Saved data entries:
++++++
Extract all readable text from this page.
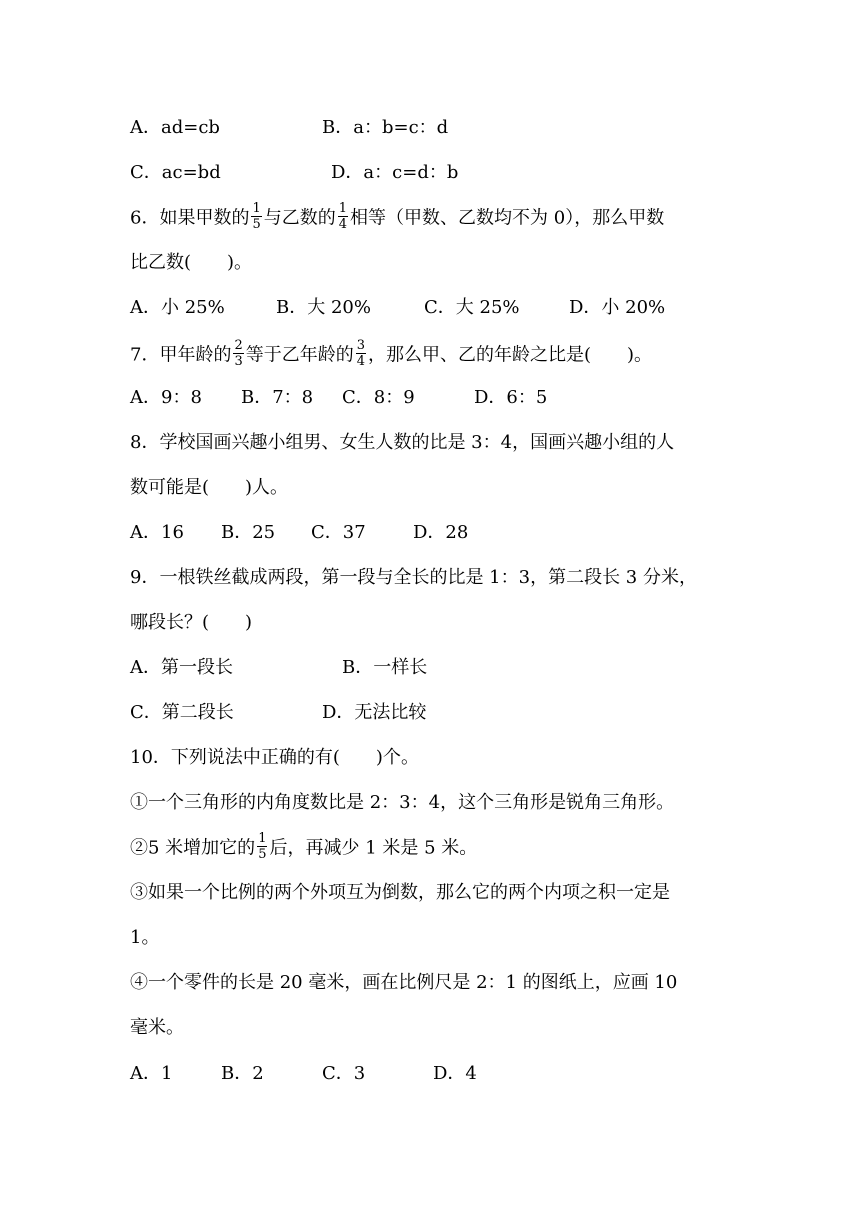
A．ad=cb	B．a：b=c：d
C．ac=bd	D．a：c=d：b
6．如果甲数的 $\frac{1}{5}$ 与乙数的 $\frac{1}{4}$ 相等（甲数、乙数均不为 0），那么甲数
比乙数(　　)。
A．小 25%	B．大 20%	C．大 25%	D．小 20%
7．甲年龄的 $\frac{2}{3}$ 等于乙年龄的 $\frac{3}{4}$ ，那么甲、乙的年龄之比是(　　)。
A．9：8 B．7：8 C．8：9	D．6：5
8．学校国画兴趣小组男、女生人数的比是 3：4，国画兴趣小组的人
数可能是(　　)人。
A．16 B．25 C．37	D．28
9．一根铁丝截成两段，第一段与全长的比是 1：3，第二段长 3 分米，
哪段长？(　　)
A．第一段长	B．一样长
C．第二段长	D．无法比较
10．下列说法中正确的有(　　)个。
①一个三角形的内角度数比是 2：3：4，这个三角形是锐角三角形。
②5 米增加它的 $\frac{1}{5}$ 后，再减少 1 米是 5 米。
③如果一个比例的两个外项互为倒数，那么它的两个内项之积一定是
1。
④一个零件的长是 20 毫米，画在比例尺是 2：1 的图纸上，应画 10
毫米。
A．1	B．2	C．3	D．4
++++++
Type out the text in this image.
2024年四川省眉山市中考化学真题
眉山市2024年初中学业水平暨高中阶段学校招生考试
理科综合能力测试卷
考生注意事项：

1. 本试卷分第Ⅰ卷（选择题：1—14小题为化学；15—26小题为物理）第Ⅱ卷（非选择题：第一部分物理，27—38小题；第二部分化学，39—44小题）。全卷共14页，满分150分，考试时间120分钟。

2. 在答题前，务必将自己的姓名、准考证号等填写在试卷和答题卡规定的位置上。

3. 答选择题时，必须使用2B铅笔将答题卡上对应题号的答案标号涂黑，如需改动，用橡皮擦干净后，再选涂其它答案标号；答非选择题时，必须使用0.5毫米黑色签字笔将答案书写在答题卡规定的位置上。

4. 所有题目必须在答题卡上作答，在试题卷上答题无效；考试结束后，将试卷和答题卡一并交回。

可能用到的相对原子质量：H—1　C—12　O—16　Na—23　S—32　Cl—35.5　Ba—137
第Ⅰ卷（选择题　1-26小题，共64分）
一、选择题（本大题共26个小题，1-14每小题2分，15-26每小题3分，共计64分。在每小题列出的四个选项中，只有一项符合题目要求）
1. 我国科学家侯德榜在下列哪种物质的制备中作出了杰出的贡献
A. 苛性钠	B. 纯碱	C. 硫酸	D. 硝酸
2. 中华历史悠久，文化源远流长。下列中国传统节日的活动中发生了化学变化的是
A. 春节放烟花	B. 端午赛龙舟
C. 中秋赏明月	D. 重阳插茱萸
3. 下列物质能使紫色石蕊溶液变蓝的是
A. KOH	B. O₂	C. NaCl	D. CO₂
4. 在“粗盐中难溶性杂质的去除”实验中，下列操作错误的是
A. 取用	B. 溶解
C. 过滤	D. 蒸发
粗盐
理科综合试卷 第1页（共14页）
++++++
### [WHAT THE TASK REQUIRES]
The word "第二段长" may appear on some lines. Report how many lines hold it, giving the number alone.

### [SOLUTION]
2